→ Task directions:
Set down each line of the material that follows, exactly, with no pictures.

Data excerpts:
--- START ---

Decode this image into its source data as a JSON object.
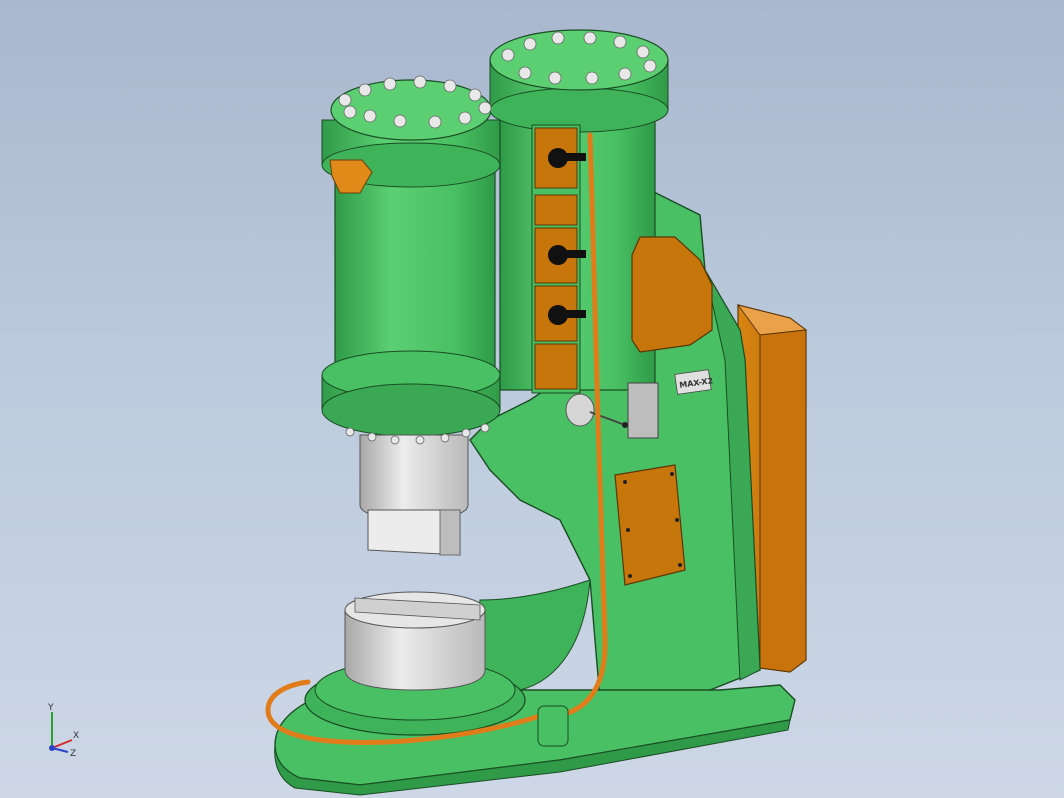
{
  "viewport": {
    "background": "#bccadd",
    "model": {
      "body_color": "#49c063",
      "body_shade": "#2f9a47",
      "cover_color": "#c7760c",
      "steel_color": "#d9d9d9",
      "pipe_color": "#e07c1a",
      "nameplate_text": "MAX-X2"
    },
    "triad": {
      "x_label": "X",
      "y_label": "Y",
      "z_label": "Z",
      "x_color": "#d62a2a",
      "y_color": "#2ca02c",
      "z_color": "#2845c8"
    }
  }
}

--- END ---

→ Answer to the task:
Decode this image into its source data as a JSON object.
{
  "viewport": {
    "background": "#bccadd",
    "model": {
      "body_color": "#49c063",
      "body_shade": "#2f9a47",
      "cover_color": "#c7760c",
      "steel_color": "#d9d9d9",
      "pipe_color": "#e07c1a",
      "nameplate_text": "MAX-X2"
    },
    "triad": {
      "x_label": "X",
      "y_label": "Y",
      "z_label": "Z",
      "x_color": "#d62a2a",
      "y_color": "#2ca02c",
      "z_color": "#2845c8"
    }
  }
}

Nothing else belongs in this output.